## Aim
Retype the lines from the start of the items through the line containing "table-cell — [717, 539, 763, 560]", inclusive, without any changes.

## Items listed in a dataset
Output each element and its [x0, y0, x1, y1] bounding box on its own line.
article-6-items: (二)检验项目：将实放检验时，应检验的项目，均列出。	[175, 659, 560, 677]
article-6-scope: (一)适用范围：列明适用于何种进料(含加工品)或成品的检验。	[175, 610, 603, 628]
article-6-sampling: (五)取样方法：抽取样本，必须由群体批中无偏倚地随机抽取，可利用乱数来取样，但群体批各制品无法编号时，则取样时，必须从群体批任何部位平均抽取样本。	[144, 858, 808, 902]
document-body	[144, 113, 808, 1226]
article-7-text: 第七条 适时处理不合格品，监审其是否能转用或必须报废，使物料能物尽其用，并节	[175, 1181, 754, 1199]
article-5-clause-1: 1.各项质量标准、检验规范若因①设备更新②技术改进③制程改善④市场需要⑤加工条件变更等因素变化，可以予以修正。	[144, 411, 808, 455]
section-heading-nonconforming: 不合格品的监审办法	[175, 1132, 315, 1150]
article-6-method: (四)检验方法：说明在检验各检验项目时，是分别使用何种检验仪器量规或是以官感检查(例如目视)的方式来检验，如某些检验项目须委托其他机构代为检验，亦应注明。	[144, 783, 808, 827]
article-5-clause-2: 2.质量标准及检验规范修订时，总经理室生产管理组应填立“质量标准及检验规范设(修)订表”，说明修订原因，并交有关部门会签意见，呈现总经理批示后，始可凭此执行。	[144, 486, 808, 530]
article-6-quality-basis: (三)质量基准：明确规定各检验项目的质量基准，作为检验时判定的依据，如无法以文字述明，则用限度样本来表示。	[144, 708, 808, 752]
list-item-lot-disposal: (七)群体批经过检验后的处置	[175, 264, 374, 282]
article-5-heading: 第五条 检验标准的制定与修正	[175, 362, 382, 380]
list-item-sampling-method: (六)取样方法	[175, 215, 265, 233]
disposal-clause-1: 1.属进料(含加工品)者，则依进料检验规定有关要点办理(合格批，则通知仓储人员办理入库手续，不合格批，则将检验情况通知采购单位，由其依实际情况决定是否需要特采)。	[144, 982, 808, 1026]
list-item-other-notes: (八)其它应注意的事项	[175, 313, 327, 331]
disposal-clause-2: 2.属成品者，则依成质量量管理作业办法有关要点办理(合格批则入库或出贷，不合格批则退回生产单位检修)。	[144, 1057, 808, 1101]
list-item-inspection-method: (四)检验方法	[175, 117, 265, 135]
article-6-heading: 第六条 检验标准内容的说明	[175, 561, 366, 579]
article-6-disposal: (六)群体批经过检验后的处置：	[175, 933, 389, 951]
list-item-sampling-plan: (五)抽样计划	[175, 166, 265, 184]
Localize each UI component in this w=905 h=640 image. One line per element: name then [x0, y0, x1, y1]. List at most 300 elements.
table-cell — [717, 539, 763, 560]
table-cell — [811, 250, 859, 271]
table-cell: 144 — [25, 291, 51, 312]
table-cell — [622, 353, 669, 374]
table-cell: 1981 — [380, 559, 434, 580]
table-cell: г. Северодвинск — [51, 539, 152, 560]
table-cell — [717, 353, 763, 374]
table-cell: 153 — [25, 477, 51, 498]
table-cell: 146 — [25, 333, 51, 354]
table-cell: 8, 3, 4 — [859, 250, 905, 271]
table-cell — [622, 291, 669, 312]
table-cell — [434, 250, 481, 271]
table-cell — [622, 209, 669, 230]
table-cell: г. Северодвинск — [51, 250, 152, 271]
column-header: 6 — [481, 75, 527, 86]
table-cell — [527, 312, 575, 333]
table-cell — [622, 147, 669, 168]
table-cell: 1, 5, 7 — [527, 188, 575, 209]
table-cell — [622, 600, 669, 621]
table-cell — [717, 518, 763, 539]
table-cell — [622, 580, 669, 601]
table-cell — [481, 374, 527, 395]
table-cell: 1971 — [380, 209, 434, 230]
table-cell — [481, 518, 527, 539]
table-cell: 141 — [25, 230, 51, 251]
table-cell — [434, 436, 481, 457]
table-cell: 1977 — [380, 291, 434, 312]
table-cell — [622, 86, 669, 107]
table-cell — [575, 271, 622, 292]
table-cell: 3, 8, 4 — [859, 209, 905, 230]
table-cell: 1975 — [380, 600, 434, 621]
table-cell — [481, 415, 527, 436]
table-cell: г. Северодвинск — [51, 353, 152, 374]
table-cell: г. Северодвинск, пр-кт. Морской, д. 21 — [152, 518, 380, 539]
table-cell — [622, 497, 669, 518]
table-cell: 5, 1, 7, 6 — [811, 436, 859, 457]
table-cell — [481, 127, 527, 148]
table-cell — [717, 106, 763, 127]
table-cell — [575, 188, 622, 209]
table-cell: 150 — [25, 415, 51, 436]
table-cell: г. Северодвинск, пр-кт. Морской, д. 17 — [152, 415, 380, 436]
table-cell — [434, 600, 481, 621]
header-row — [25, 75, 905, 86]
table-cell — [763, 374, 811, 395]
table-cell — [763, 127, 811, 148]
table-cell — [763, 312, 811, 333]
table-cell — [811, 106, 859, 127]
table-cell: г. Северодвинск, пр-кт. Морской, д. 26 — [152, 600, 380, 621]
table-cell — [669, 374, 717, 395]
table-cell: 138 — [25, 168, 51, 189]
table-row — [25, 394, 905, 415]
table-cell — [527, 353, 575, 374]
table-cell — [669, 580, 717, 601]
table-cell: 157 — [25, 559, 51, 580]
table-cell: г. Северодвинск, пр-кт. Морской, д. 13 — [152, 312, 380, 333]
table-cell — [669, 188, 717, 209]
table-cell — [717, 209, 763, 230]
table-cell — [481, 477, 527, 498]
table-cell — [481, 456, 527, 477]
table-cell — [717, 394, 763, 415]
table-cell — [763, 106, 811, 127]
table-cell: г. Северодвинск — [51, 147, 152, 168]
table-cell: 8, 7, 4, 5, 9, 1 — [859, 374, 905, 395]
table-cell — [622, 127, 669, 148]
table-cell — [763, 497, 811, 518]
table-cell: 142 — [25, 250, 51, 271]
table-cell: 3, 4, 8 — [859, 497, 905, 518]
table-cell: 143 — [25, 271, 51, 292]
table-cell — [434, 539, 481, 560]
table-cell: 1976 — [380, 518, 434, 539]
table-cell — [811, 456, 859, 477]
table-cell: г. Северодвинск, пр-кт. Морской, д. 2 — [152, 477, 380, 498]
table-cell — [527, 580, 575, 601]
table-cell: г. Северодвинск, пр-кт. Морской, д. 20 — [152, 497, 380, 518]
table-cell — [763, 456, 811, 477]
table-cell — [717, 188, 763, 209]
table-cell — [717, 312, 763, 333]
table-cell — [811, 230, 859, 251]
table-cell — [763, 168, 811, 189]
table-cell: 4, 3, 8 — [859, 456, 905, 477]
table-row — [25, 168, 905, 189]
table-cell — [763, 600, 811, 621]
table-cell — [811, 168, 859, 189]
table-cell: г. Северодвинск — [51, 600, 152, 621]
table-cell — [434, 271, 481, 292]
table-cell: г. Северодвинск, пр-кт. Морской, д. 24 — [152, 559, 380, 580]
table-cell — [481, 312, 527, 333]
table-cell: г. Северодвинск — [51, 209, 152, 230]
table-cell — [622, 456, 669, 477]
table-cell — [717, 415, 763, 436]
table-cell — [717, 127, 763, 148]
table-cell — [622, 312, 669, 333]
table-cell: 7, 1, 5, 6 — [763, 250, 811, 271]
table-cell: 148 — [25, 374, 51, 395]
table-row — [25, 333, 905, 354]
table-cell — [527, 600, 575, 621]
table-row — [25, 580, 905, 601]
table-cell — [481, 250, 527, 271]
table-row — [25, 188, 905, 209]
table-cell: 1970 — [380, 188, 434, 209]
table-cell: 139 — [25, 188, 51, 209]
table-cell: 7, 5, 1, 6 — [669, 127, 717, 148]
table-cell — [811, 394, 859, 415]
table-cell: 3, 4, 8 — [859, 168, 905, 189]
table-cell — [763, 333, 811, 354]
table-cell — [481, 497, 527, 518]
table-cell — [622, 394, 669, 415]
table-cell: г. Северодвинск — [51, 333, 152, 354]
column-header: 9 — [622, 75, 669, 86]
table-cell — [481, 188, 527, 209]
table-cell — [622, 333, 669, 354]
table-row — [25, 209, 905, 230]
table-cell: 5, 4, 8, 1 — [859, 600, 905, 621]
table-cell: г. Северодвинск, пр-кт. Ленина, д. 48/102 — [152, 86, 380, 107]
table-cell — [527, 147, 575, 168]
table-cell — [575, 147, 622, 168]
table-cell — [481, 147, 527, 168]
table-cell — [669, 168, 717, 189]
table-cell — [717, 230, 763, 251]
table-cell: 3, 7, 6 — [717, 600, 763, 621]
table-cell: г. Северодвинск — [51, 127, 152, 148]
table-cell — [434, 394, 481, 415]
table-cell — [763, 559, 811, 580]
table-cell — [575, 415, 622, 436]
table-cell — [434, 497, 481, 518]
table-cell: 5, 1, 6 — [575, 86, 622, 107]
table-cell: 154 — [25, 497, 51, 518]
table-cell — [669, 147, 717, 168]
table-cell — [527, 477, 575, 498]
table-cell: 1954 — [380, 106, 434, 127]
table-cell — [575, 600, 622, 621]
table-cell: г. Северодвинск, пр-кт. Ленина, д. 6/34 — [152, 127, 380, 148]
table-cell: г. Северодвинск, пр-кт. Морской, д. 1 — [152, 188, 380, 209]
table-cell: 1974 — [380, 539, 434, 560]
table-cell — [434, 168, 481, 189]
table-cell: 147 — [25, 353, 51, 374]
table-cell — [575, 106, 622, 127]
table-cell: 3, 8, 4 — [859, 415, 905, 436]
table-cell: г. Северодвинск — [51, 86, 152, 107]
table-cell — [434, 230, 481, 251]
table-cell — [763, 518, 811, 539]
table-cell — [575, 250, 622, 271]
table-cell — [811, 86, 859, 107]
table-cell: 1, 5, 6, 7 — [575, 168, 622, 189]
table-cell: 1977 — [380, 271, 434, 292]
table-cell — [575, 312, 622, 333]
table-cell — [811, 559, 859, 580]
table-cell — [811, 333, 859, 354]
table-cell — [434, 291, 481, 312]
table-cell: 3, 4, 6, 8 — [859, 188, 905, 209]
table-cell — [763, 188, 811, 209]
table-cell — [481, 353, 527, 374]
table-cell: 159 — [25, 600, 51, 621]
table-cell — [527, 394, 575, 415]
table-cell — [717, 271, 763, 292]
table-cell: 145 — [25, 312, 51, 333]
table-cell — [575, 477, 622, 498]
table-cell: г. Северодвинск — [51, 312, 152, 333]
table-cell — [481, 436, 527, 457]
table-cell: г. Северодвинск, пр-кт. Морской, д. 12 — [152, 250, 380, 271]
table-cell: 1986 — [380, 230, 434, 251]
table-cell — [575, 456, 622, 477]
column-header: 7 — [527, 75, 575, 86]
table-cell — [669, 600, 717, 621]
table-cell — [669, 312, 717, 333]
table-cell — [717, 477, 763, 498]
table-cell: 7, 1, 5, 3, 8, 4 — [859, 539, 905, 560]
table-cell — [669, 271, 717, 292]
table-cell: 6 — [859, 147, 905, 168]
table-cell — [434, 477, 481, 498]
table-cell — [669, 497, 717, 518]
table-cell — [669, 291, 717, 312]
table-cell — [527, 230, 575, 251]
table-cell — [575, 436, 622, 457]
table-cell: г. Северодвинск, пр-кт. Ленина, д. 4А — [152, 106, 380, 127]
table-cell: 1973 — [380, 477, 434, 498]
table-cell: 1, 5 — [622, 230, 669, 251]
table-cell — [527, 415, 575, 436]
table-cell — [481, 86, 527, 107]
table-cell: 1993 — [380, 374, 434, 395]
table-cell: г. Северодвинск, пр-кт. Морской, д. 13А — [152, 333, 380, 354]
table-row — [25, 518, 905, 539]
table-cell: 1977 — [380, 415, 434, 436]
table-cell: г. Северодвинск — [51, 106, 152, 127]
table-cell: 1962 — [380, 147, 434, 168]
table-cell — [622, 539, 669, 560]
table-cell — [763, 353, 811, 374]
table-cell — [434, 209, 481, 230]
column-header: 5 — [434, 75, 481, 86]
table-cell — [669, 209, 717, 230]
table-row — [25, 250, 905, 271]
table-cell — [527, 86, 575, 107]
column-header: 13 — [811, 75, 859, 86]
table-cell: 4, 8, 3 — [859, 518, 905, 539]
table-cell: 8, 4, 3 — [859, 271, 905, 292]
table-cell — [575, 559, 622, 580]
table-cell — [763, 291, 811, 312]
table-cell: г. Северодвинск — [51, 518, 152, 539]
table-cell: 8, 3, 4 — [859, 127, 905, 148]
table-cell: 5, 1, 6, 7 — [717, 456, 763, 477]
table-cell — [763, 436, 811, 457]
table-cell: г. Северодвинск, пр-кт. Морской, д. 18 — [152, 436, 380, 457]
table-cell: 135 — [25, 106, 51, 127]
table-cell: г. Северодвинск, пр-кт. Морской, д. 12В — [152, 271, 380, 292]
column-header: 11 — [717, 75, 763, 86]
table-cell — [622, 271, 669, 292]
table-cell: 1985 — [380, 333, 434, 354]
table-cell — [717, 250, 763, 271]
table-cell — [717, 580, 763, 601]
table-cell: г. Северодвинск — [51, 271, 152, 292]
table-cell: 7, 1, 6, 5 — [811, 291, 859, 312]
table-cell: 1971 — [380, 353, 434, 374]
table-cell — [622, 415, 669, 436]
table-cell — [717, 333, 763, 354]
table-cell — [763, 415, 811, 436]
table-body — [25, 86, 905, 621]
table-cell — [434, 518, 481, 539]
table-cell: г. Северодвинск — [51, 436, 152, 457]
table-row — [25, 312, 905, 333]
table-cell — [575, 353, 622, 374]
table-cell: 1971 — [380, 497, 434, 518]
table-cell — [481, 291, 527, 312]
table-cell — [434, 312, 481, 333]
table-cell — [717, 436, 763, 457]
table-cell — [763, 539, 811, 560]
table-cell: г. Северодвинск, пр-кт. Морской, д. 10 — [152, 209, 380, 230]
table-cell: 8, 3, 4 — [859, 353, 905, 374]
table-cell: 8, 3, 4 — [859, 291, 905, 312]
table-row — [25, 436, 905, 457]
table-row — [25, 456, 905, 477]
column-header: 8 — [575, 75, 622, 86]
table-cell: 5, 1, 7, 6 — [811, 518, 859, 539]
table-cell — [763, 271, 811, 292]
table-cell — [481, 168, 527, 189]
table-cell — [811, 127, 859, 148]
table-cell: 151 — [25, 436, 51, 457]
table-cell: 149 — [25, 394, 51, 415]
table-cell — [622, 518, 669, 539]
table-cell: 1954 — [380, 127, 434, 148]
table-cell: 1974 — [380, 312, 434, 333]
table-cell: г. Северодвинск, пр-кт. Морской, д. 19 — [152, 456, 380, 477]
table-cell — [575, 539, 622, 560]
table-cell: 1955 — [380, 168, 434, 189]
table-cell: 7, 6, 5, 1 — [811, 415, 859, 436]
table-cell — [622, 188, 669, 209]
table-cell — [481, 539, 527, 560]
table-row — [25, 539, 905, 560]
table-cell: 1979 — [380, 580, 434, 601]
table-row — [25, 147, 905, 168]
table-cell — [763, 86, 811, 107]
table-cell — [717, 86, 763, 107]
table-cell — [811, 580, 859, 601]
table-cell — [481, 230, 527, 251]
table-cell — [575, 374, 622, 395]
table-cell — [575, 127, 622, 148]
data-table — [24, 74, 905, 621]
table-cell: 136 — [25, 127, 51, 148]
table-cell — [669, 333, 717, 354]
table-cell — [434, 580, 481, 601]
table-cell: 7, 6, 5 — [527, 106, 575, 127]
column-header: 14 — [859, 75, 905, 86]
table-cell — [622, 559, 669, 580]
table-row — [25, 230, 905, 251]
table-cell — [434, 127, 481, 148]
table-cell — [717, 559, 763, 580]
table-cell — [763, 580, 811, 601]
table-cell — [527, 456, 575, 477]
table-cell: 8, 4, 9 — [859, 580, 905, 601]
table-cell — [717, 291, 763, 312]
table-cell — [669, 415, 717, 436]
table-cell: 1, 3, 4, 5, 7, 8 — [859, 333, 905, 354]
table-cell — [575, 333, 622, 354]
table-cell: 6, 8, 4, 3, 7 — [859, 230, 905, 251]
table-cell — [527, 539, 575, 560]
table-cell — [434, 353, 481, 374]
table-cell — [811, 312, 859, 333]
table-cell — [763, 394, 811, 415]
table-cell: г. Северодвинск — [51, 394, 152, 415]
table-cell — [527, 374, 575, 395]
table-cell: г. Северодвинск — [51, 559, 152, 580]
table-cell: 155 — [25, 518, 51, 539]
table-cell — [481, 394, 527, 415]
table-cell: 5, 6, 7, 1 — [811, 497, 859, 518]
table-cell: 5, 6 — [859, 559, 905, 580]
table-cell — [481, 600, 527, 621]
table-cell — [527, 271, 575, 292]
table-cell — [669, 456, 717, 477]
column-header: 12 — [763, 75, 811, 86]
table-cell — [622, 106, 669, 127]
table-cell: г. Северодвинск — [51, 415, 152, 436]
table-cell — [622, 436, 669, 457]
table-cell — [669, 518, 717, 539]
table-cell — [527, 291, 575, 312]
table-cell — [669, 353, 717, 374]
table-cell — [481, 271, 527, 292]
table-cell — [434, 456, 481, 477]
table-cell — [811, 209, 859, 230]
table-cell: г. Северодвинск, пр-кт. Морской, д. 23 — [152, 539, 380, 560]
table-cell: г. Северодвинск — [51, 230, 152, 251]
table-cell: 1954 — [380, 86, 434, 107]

## Worked solution
Output each element and its [x0, y0, x1, y1] bounding box on its own line.
article-6-items: (二)检验项目：将实放检验时，应检验的项目，均列出。	[175, 659, 560, 677]
article-6-scope: (一)适用范围：列明适用于何种进料(含加工品)或成品的检验。	[175, 610, 603, 628]
article-6-sampling: (五)取样方法：抽取样本，必须由群体批中无偏倚地随机抽取，可利用乱数来取样，但群体批各制品无法编号时，则取样时，必须从群体批任何部位平均抽取样本。	[144, 858, 808, 902]
document-body	[144, 113, 808, 1226]
article-7-text: 第七条 适时处理不合格品，监审其是否能转用或必须报废，使物料能物尽其用，并节	[175, 1181, 754, 1199]
article-5-clause-1: 1.各项质量标准、检验规范若因①设备更新②技术改进③制程改善④市场需要⑤加工条件变更等因素变化，可以予以修正。	[144, 411, 808, 455]
section-heading-nonconforming: 不合格品的监审办法	[175, 1132, 315, 1150]
article-6-method: (四)检验方法：说明在检验各检验项目时，是分别使用何种检验仪器量规或是以官感检查(例如目视)的方式来检验，如某些检验项目须委托其他机构代为检验，亦应注明。	[144, 783, 808, 827]
article-5-clause-2: 2.质量标准及检验规范修订时，总经理室生产管理组应填立“质量标准及检验规范设(修)订表”，说明修订原因，并交有关部门会签意见，呈现总经理批示后，始可凭此执行。	[144, 486, 808, 530]
article-6-quality-basis: (三)质量基准：明确规定各检验项目的质量基准，作为检验时判定的依据，如无法以文字述明，则用限度样本来表示。	[144, 708, 808, 752]
list-item-lot-disposal: (七)群体批经过检验后的处置	[175, 264, 374, 282]
article-5-heading: 第五条 检验标准的制定与修正	[175, 362, 382, 380]
list-item-sampling-method: (六)取样方法	[175, 215, 265, 233]
disposal-clause-1: 1.属进料(含加工品)者，则依进料检验规定有关要点办理(合格批，则通知仓储人员办理入库手续，不合格批，则将检验情况通知采购单位，由其依实际情况决定是否需要特采)。	[144, 982, 808, 1026]
list-item-other-notes: (八)其它应注意的事项	[175, 313, 327, 331]
disposal-clause-2: 2.属成品者，则依成质量量管理作业办法有关要点办理(合格批则入库或出贷，不合格批则退回生产单位检修)。	[144, 1057, 808, 1101]
list-item-inspection-method: (四)检验方法	[175, 117, 265, 135]
article-6-heading: 第六条 检验标准内容的说明	[175, 561, 366, 579]
article-6-disposal: (六)群体批经过检验后的处置：	[175, 933, 389, 951]
list-item-sampling-plan: (五)抽样计划	[175, 166, 265, 184]
Localize each UI component in this w=905 h=640 image. One line per element: name then [x0, y0, x1, y1]. List at most 300 elements.
table-cell — [717, 539, 763, 560]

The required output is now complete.